— start Given information —

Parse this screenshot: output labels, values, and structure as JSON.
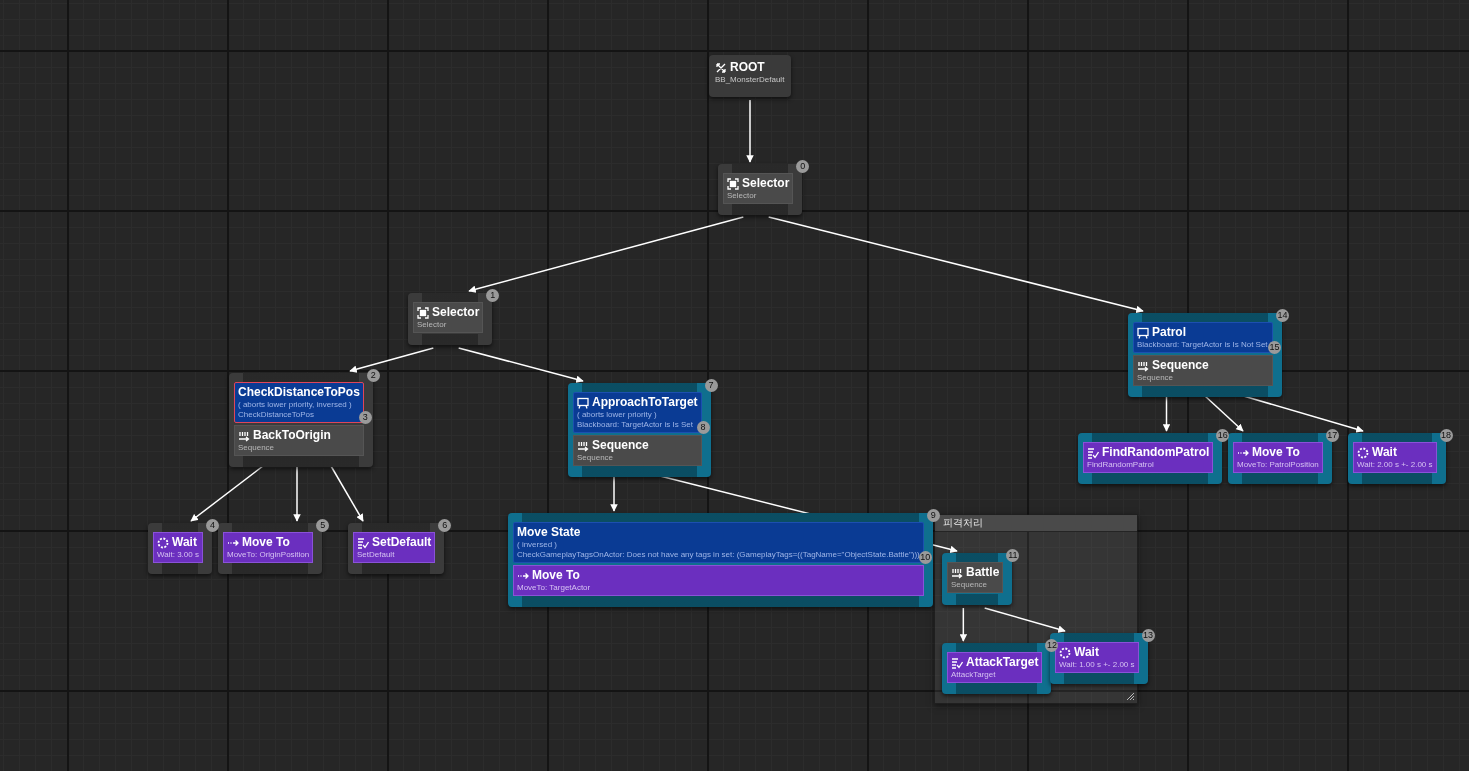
{
  "graph": {
    "root": {
      "title": "ROOT",
      "subtitle": "BB_MonsterDefault",
      "children": [
        {
          "kind": "selector",
          "title": "Selector",
          "subtitle": "Selector",
          "index": "0",
          "highlighted": false,
          "children": [
            {
              "kind": "selector",
              "title": "Selector",
              "subtitle": "Selector",
              "index": "1",
              "highlighted": false,
              "children": [
                {
                  "kind": "sequence",
                  "title": "BackToOrigin",
                  "subtitle": "Sequence",
                  "index": "2",
                  "highlighted": false,
                  "decorators": [
                    {
                      "kind": "condition",
                      "title": "CheckDistanceToPos",
                      "lines": [
                        "( aborts lower priority, inversed )",
                        "CheckDistanceToPos"
                      ],
                      "index": "3",
                      "selected": true
                    }
                  ],
                  "children": [
                    {
                      "kind": "wait",
                      "title": "Wait",
                      "subtitle": "Wait: 3.00 s",
                      "index": "4",
                      "highlighted": false
                    },
                    {
                      "kind": "move_to",
                      "title": "Move To",
                      "subtitle": "MoveTo: OriginPosition",
                      "index": "5",
                      "highlighted": false
                    },
                    {
                      "kind": "task",
                      "title": "SetDefault",
                      "subtitle": "SetDefault",
                      "index": "6",
                      "highlighted": false
                    }
                  ]
                },
                {
                  "kind": "sequence",
                  "title": "Sequence",
                  "subtitle": "Sequence",
                  "index": "7",
                  "highlighted": true,
                  "decorators": [
                    {
                      "kind": "blackboard",
                      "title": "ApproachToTarget",
                      "lines": [
                        "( aborts lower priority )",
                        "Blackboard: TargetActor is Is Set"
                      ],
                      "index": "8",
                      "selected": false
                    }
                  ],
                  "children": [
                    {
                      "kind": "move_to",
                      "title": "Move To",
                      "subtitle": "MoveTo: TargetActor",
                      "index": "9",
                      "highlighted": true,
                      "decorators": [
                        {
                          "kind": "condition",
                          "title": "Move State",
                          "lines": [
                            "( inversed )",
                            "CheckGameplayTagsOnActor: Does not have any tags in set: (GameplayTags=((TagName=\"ObjectState.Battle\")))"
                          ],
                          "index": "10",
                          "selected": false
                        }
                      ]
                    },
                    {
                      "kind": "sequence",
                      "title": "Battle",
                      "subtitle": "Sequence",
                      "index": "11",
                      "highlighted": true,
                      "children": [
                        {
                          "kind": "task",
                          "title": "AttackTarget",
                          "subtitle": "AttackTarget",
                          "index": "12",
                          "highlighted": true
                        },
                        {
                          "kind": "wait",
                          "title": "Wait",
                          "subtitle": "Wait: 1.00 s +- 2.00 s",
                          "index": "13",
                          "highlighted": true
                        }
                      ]
                    }
                  ]
                }
              ]
            },
            {
              "kind": "sequence",
              "title": "Sequence",
              "subtitle": "Sequence",
              "index": "14",
              "highlighted": true,
              "decorators": [
                {
                  "kind": "blackboard",
                  "title": "Patrol",
                  "lines": [
                    "Blackboard: TargetActor is Is Not Set"
                  ],
                  "index": "15",
                  "selected": false
                }
              ],
              "children": [
                {
                  "kind": "task",
                  "title": "FindRandomPatrol",
                  "subtitle": "FindRandomPatrol",
                  "index": "16",
                  "highlighted": true
                },
                {
                  "kind": "move_to",
                  "title": "Move To",
                  "subtitle": "MoveTo: PatrolPosition",
                  "index": "17",
                  "highlighted": true
                },
                {
                  "kind": "wait",
                  "title": "Wait",
                  "subtitle": "Wait: 2.00 s +- 2.00 s",
                  "index": "18",
                  "highlighted": true
                }
              ]
            }
          ]
        }
      ]
    }
  },
  "comment": {
    "title": "피격처리"
  }
}
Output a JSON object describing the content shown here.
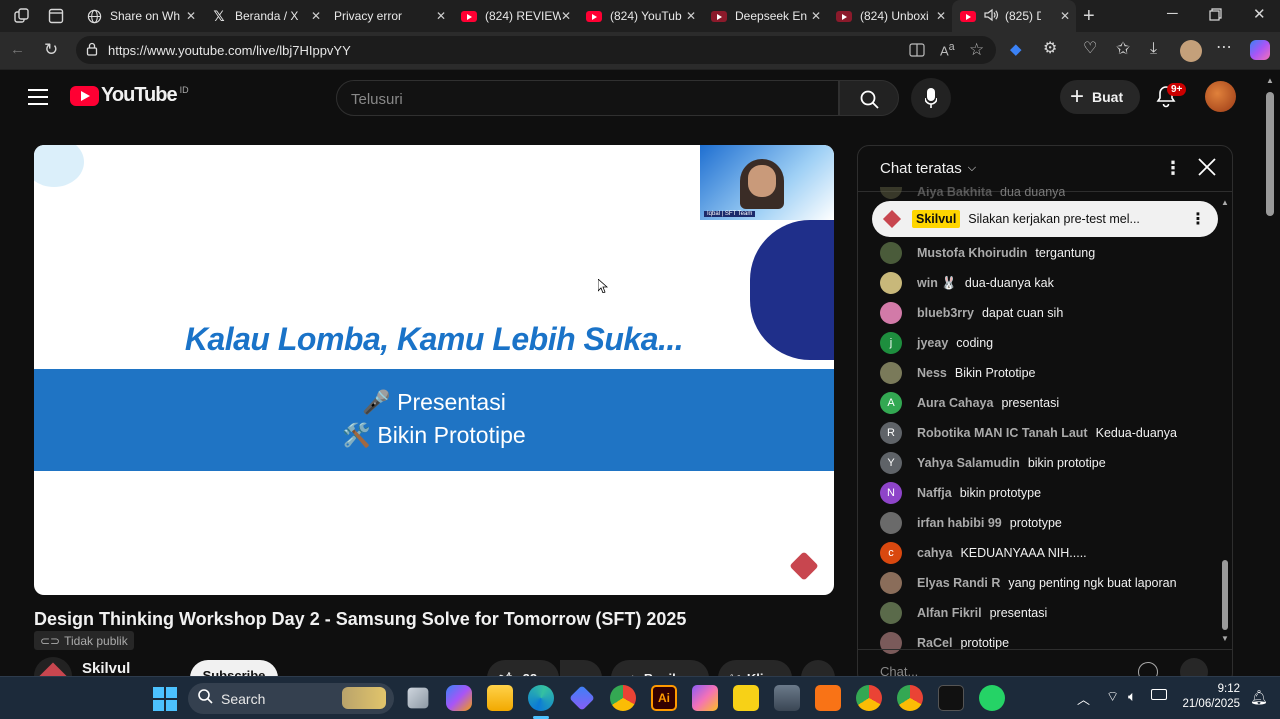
{
  "browser": {
    "tabs": [
      {
        "title": "Share on Wh",
        "icon": "globe-icon"
      },
      {
        "title": "Beranda / X",
        "icon": "x-logo-icon"
      },
      {
        "title": "Privacy error",
        "icon": "warning-icon"
      },
      {
        "title": "(824) REVIEW",
        "icon": "youtube-icon"
      },
      {
        "title": "(824) YouTub",
        "icon": "youtube-icon"
      },
      {
        "title": "Deepseek En",
        "icon": "youtube-icon"
      },
      {
        "title": "(824) Unboxi",
        "icon": "youtube-icon"
      },
      {
        "title": "(825) De",
        "icon": "youtube-icon"
      }
    ],
    "url": "https://www.youtube.com/live/lbj7HIppvYY"
  },
  "youtube": {
    "logo_text": "YouTube",
    "country_code": "ID",
    "search_placeholder": "Telusuri",
    "create_label": "Buat",
    "notif_badge": "9+",
    "video": {
      "slide_title": "Kalau Lomba, Kamu Lebih Suka...",
      "option1": "🎤 Presentasi",
      "option2": "🛠️ Bikin Prototipe",
      "webcam_caption": "Iqbal | SFT Team"
    },
    "title": "Design Thinking Workshop Day 2 - Samsung Solve for Tomorrow (SFT) 2025",
    "visibility": "Tidak publik",
    "channel": "Skilvul",
    "subscribe_label": "Subscribe",
    "likes": "22",
    "share_label": "Bagikan",
    "clip_label": "Klip"
  },
  "chat": {
    "header": "Chat teratas",
    "pinned": {
      "author": "Skilvul",
      "text": "Silakan kerjakan pre-test mel..."
    },
    "partial_top": {
      "author": "Aiya Bakhita",
      "text": "dua duanya"
    },
    "messages": [
      {
        "author": "Mustofa Khoirudin",
        "text": "tergantung",
        "avatar": "",
        "color": "#4a5b3a"
      },
      {
        "author": "win 🐰",
        "text": "dua-duanya kak",
        "avatar": "",
        "color": "#c8b87a"
      },
      {
        "author": "blueb3rry",
        "text": "dapat cuan sih",
        "avatar": "",
        "color": "#d27aa8"
      },
      {
        "author": "jyeay",
        "text": "coding",
        "avatar": "j",
        "color": "#1e8e3e"
      },
      {
        "author": "Ness",
        "text": "Bikin Prototipe",
        "avatar": "",
        "color": "#7a7a5a"
      },
      {
        "author": "Aura Cahaya",
        "text": "presentasi",
        "avatar": "A",
        "color": "#33a852"
      },
      {
        "author": "Robotika MAN IC Tanah Laut",
        "text": "Kedua-duanya",
        "avatar": "R",
        "color": "#5f6368"
      },
      {
        "author": "Yahya Salamudin",
        "text": "bikin prototipe",
        "avatar": "Y",
        "color": "#5f6368"
      },
      {
        "author": "Naffja",
        "text": "bikin prototype",
        "avatar": "N",
        "color": "#8e44c9"
      },
      {
        "author": "irfan habibi 99",
        "text": "prototype",
        "avatar": "",
        "color": "#6a6a6a"
      },
      {
        "author": "cahya",
        "text": "KEDUANYAAA NIH.....",
        "avatar": "c",
        "color": "#d9480f"
      },
      {
        "author": "Elyas Randi R",
        "text": "yang penting ngk buat laporan",
        "avatar": "",
        "color": "#8a6d5a"
      },
      {
        "author": "Alfan Fikril",
        "text": "presentasi",
        "avatar": "",
        "color": "#5a6a4a"
      },
      {
        "author": "RaCel",
        "text": "prototipe",
        "avatar": "",
        "color": "#7a5a5a"
      }
    ],
    "input_placeholder": "Chat..."
  },
  "taskbar": {
    "search_label": "Search",
    "time": "9:12",
    "date": "21/06/2025"
  }
}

— end Given information —

**Stated goal:**
Report the number of lines in the listing where the string "CheckDistanceToPos" appears, and nothing besides.

**Exercise result:**
2